| Required task |
Without altering anything, output the material below.

| Exercise materials |
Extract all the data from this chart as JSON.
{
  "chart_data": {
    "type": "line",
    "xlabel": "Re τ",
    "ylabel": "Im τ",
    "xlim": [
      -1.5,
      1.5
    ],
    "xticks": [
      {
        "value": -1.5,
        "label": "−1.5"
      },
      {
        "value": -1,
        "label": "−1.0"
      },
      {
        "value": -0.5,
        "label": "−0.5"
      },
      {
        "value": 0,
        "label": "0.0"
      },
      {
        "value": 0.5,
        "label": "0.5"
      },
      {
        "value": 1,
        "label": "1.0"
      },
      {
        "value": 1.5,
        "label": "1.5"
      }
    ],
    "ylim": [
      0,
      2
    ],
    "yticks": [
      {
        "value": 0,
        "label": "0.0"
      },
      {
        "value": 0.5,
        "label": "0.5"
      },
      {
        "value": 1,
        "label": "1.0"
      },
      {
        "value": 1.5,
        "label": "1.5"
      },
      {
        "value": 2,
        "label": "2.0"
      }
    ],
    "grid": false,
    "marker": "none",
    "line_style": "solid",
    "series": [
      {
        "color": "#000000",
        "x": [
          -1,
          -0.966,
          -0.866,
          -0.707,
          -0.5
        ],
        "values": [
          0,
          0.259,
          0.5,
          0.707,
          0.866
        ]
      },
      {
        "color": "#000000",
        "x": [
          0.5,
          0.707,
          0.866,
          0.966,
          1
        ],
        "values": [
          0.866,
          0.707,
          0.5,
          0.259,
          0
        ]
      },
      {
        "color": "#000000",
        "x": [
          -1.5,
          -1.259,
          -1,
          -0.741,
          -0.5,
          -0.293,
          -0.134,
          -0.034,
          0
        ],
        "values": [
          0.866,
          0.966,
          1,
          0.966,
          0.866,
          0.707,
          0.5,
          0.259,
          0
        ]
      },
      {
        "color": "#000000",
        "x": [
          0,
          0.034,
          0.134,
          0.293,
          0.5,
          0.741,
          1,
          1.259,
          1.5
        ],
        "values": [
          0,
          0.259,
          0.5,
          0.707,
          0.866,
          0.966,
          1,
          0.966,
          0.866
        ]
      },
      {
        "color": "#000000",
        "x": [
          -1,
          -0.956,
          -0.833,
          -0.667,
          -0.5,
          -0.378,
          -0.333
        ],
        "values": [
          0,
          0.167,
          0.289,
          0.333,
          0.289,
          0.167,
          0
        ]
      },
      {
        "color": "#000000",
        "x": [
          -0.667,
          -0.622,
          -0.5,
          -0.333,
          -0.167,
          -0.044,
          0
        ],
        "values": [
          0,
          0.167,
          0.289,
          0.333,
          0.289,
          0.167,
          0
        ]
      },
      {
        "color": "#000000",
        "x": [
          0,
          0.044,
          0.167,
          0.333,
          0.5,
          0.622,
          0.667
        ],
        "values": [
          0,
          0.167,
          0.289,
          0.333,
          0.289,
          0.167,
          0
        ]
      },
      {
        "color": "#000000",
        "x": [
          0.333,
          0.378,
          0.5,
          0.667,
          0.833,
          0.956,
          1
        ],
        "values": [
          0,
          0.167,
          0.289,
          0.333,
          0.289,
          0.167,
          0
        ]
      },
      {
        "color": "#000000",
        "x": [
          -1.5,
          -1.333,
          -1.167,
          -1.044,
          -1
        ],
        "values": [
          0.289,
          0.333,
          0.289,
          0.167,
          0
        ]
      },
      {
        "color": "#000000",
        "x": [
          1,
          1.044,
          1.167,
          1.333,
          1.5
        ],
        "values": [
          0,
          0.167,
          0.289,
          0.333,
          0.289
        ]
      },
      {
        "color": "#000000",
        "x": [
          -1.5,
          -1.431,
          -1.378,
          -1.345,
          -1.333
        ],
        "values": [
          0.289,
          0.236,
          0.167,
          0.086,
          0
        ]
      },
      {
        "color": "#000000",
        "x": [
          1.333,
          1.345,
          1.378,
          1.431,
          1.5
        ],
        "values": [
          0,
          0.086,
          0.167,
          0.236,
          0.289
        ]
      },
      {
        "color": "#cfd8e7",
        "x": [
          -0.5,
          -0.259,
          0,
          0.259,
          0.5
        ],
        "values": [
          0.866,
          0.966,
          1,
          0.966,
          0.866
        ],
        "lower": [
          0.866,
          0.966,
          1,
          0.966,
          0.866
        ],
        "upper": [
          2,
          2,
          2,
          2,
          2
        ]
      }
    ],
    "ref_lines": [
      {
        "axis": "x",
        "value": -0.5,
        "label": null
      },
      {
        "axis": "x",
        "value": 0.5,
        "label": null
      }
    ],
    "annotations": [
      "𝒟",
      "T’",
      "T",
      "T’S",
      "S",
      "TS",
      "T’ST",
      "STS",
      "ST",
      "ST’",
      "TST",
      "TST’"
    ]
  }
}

| Response to the task |
Extract all the data from this chart as JSON.
{
  "chart_data": {
    "type": "line",
    "xlabel": "Re τ",
    "ylabel": "Im τ",
    "xlim": [
      -1.5,
      1.5
    ],
    "xticks": [
      {
        "value": -1.5,
        "label": "−1.5"
      },
      {
        "value": -1,
        "label": "−1.0"
      },
      {
        "value": -0.5,
        "label": "−0.5"
      },
      {
        "value": 0,
        "label": "0.0"
      },
      {
        "value": 0.5,
        "label": "0.5"
      },
      {
        "value": 1,
        "label": "1.0"
      },
      {
        "value": 1.5,
        "label": "1.5"
      }
    ],
    "ylim": [
      0,
      2
    ],
    "yticks": [
      {
        "value": 0,
        "label": "0.0"
      },
      {
        "value": 0.5,
        "label": "0.5"
      },
      {
        "value": 1,
        "label": "1.0"
      },
      {
        "value": 1.5,
        "label": "1.5"
      },
      {
        "value": 2,
        "label": "2.0"
      }
    ],
    "grid": false,
    "marker": "none",
    "line_style": "solid",
    "series": [
      {
        "color": "#000000",
        "x": [
          -1,
          -0.966,
          -0.866,
          -0.707,
          -0.5
        ],
        "values": [
          0,
          0.259,
          0.5,
          0.707,
          0.866
        ]
      },
      {
        "color": "#000000",
        "x": [
          0.5,
          0.707,
          0.866,
          0.966,
          1
        ],
        "values": [
          0.866,
          0.707,
          0.5,
          0.259,
          0
        ]
      },
      {
        "color": "#000000",
        "x": [
          -1.5,
          -1.259,
          -1,
          -0.741,
          -0.5,
          -0.293,
          -0.134,
          -0.034,
          0
        ],
        "values": [
          0.866,
          0.966,
          1,
          0.966,
          0.866,
          0.707,
          0.5,
          0.259,
          0
        ]
      },
      {
        "color": "#000000",
        "x": [
          0,
          0.034,
          0.134,
          0.293,
          0.5,
          0.741,
          1,
          1.259,
          1.5
        ],
        "values": [
          0,
          0.259,
          0.5,
          0.707,
          0.866,
          0.966,
          1,
          0.966,
          0.866
        ]
      },
      {
        "color": "#000000",
        "x": [
          -1,
          -0.956,
          -0.833,
          -0.667,
          -0.5,
          -0.378,
          -0.333
        ],
        "values": [
          0,
          0.167,
          0.289,
          0.333,
          0.289,
          0.167,
          0
        ]
      },
      {
        "color": "#000000",
        "x": [
          -0.667,
          -0.622,
          -0.5,
          -0.333,
          -0.167,
          -0.044,
          0
        ],
        "values": [
          0,
          0.167,
          0.289,
          0.333,
          0.289,
          0.167,
          0
        ]
      },
      {
        "color": "#000000",
        "x": [
          0,
          0.044,
          0.167,
          0.333,
          0.5,
          0.622,
          0.667
        ],
        "values": [
          0,
          0.167,
          0.289,
          0.333,
          0.289,
          0.167,
          0
        ]
      },
      {
        "color": "#000000",
        "x": [
          0.333,
          0.378,
          0.5,
          0.667,
          0.833,
          0.956,
          1
        ],
        "values": [
          0,
          0.167,
          0.289,
          0.333,
          0.289,
          0.167,
          0
        ]
      },
      {
        "color": "#000000",
        "x": [
          -1.5,
          -1.333,
          -1.167,
          -1.044,
          -1
        ],
        "values": [
          0.289,
          0.333,
          0.289,
          0.167,
          0
        ]
      },
      {
        "color": "#000000",
        "x": [
          1,
          1.044,
          1.167,
          1.333,
          1.5
        ],
        "values": [
          0,
          0.167,
          0.289,
          0.333,
          0.289
        ]
      },
      {
        "color": "#000000",
        "x": [
          -1.5,
          -1.431,
          -1.378,
          -1.345,
          -1.333
        ],
        "values": [
          0.289,
          0.236,
          0.167,
          0.086,
          0
        ]
      },
      {
        "color": "#000000",
        "x": [
          1.333,
          1.345,
          1.378,
          1.431,
          1.5
        ],
        "values": [
          0,
          0.086,
          0.167,
          0.236,
          0.289
        ]
      },
      {
        "color": "#cfd8e7",
        "x": [
          -0.5,
          -0.259,
          0,
          0.259,
          0.5
        ],
        "values": [
          0.866,
          0.966,
          1,
          0.966,
          0.866
        ],
        "lower": [
          0.866,
          0.966,
          1,
          0.966,
          0.866
        ],
        "upper": [
          2,
          2,
          2,
          2,
          2
        ]
      }
    ],
    "ref_lines": [
      {
        "axis": "x",
        "value": -0.5,
        "label": null
      },
      {
        "axis": "x",
        "value": 0.5,
        "label": null
      }
    ],
    "annotations": [
      "𝒟",
      "T’",
      "T",
      "T’S",
      "S",
      "TS",
      "T’ST",
      "STS",
      "ST",
      "ST’",
      "TST",
      "TST’"
    ]
  }
}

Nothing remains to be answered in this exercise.